Supplied entries:
◇ ◇ ◇ ◇
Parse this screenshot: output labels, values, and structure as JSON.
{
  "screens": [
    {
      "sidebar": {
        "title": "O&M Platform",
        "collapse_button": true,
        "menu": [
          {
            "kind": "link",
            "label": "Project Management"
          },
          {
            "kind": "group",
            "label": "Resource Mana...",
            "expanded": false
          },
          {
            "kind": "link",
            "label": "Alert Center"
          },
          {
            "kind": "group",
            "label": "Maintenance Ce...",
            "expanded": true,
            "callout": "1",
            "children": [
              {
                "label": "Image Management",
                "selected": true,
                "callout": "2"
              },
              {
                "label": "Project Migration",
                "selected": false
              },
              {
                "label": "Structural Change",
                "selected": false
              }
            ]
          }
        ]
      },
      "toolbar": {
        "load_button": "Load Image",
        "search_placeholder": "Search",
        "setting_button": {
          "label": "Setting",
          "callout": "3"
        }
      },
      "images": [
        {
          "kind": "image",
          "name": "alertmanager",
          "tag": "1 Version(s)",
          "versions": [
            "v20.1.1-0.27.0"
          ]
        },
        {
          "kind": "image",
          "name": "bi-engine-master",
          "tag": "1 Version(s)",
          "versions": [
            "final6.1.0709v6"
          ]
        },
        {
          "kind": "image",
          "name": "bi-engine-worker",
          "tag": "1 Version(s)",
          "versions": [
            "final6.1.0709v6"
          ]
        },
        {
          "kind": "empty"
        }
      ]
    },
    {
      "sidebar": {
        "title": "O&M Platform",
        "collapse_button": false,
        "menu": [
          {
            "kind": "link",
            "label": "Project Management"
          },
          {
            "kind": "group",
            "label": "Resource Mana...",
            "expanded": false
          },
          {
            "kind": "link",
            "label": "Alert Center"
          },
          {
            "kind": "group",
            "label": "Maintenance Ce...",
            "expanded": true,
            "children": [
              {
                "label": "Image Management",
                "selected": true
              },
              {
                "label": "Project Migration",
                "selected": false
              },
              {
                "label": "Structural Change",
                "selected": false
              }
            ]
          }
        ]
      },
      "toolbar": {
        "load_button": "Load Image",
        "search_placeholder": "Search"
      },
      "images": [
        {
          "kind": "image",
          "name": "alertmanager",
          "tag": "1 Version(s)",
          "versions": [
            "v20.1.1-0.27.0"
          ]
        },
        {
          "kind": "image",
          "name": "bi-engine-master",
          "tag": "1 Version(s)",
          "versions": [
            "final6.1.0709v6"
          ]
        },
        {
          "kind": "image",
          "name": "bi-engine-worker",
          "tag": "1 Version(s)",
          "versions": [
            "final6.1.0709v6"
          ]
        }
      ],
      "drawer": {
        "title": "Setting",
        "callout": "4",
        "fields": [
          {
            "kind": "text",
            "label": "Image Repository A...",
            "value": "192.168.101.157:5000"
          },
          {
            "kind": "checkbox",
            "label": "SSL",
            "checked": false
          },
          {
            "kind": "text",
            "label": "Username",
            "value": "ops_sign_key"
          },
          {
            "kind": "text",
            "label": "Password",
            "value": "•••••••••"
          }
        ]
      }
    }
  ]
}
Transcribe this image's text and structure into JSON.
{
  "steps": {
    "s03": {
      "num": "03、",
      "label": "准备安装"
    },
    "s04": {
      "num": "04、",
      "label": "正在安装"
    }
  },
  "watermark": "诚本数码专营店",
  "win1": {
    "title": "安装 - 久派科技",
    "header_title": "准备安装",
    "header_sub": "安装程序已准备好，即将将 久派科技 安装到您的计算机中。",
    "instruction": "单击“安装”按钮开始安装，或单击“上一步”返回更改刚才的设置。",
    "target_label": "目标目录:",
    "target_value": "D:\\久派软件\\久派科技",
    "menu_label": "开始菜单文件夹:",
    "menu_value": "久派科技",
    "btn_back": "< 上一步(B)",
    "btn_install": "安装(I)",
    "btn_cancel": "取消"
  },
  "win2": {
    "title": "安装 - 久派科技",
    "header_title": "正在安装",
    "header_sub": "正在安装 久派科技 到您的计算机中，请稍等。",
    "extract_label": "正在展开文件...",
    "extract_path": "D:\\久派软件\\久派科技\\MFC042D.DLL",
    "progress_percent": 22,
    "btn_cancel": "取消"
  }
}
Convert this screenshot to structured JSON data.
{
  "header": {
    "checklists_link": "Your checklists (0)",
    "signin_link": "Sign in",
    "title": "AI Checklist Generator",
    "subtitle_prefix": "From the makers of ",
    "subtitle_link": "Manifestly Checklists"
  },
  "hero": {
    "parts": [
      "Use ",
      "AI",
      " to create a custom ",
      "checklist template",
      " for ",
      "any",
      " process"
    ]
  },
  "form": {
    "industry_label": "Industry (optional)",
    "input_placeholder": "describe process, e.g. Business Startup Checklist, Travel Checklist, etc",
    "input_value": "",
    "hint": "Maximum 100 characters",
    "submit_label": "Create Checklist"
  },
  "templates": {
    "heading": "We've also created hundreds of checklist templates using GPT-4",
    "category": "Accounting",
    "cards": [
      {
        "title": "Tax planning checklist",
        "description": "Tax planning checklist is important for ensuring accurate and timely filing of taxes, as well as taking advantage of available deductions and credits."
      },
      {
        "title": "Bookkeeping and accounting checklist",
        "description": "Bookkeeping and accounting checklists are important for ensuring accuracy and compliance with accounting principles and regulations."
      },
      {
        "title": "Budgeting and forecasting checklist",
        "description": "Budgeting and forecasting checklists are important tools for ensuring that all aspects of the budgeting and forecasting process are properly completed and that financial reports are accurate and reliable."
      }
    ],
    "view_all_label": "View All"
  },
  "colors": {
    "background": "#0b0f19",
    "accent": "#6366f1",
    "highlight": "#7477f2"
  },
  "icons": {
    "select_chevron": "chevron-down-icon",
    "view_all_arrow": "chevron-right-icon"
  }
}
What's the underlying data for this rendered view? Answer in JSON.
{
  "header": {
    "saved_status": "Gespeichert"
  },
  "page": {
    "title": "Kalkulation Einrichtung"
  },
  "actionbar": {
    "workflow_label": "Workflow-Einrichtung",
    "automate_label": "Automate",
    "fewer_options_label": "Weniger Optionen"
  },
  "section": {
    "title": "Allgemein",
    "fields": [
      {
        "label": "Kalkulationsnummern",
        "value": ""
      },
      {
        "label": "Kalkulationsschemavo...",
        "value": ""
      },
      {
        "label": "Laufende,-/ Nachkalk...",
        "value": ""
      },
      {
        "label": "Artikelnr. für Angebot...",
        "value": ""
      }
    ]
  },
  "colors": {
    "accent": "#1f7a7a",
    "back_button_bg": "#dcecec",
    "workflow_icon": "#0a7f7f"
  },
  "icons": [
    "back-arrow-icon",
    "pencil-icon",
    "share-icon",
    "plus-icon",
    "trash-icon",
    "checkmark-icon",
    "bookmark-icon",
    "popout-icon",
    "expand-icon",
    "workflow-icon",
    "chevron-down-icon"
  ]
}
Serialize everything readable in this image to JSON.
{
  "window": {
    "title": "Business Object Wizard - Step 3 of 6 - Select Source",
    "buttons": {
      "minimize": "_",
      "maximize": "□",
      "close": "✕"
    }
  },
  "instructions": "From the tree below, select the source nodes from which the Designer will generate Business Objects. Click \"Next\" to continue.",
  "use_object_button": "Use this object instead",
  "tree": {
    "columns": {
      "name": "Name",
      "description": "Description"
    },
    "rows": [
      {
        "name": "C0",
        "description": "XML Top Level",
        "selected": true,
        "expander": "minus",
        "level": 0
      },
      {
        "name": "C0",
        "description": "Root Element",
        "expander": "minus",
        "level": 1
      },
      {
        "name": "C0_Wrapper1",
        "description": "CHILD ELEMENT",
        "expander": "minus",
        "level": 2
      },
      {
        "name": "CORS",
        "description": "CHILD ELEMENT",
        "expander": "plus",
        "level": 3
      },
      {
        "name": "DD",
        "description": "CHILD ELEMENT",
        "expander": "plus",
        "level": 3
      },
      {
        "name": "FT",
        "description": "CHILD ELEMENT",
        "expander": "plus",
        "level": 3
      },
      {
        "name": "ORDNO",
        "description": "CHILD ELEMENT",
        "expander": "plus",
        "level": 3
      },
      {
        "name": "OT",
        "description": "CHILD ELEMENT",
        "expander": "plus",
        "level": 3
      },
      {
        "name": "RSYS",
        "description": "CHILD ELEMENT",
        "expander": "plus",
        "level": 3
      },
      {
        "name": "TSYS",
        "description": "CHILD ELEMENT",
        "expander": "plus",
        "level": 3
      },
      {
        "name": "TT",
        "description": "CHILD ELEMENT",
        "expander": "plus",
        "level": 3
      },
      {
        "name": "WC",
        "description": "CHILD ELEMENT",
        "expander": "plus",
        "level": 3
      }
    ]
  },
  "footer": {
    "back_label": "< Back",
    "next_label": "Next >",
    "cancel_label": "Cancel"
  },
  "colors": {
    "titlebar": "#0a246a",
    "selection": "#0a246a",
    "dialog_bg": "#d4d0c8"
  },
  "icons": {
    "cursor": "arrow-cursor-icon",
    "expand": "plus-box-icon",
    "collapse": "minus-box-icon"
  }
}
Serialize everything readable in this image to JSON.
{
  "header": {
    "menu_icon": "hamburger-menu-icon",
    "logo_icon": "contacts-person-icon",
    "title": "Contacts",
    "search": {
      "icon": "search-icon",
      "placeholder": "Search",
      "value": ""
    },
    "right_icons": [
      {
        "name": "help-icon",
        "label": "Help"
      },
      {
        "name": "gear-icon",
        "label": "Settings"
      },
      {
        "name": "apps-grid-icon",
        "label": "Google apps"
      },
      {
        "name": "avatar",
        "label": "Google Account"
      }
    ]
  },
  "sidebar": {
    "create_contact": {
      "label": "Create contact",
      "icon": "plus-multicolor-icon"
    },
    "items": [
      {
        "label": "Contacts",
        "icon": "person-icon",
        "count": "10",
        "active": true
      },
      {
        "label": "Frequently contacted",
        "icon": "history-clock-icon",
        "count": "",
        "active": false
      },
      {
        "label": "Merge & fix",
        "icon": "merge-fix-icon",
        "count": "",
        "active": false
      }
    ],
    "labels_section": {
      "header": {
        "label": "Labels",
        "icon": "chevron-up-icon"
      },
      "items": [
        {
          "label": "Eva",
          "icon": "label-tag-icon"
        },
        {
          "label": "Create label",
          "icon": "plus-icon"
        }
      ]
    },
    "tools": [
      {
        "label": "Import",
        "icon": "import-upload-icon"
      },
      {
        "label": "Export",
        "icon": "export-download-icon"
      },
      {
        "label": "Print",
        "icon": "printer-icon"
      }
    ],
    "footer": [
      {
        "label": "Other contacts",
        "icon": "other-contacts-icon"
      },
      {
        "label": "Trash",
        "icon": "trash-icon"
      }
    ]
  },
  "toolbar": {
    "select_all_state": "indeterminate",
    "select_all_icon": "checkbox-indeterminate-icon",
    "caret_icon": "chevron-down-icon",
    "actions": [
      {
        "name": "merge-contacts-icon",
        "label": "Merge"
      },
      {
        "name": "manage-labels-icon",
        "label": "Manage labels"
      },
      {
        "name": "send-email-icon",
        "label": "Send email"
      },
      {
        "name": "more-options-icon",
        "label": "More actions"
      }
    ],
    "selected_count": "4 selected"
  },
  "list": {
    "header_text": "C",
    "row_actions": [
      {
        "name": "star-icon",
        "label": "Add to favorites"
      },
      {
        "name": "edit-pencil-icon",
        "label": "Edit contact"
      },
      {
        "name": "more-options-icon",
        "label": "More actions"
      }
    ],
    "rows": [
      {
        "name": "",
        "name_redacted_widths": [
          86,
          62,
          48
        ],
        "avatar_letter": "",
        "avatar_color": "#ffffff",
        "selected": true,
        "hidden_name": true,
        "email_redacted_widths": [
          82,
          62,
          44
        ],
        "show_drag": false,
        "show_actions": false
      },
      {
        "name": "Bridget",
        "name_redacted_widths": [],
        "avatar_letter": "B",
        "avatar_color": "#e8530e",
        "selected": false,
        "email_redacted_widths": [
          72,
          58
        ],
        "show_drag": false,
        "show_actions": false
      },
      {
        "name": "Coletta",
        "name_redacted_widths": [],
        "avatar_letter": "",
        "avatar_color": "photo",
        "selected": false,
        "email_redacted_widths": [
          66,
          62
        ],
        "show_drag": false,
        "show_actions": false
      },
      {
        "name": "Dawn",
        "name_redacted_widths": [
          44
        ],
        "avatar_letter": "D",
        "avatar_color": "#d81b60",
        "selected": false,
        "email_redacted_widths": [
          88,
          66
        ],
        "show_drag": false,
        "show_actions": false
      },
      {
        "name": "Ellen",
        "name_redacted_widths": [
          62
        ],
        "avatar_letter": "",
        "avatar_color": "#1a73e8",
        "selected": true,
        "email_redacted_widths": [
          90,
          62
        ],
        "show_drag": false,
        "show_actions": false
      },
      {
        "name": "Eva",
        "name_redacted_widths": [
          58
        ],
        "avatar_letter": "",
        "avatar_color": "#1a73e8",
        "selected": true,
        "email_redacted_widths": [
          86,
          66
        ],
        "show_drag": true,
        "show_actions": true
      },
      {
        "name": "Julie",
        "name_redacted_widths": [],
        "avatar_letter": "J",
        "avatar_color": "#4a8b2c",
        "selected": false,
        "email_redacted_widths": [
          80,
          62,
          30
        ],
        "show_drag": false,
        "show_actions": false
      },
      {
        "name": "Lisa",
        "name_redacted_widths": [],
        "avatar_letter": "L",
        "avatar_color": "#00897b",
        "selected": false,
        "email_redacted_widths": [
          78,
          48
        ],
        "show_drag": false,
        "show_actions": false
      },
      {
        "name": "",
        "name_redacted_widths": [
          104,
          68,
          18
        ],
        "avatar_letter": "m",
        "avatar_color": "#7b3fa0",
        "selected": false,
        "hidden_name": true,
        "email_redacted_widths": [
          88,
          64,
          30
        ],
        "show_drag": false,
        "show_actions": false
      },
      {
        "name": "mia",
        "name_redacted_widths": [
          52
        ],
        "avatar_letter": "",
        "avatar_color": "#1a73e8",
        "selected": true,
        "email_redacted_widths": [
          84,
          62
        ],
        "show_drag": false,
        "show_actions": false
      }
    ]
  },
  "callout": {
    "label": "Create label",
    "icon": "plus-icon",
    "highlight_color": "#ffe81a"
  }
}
◇ ◇ ◇ ◇
In the entries above, find each line with the word "chevron" and copy it.

Reply to the task:
    "select_chevron": "chevron-down-icon",
    "view_all_arrow": "chevron-right-icon"
    "chevron-down-icon"
        "icon": "chevron-up-icon"
    "caret_icon": "chevron-down-icon",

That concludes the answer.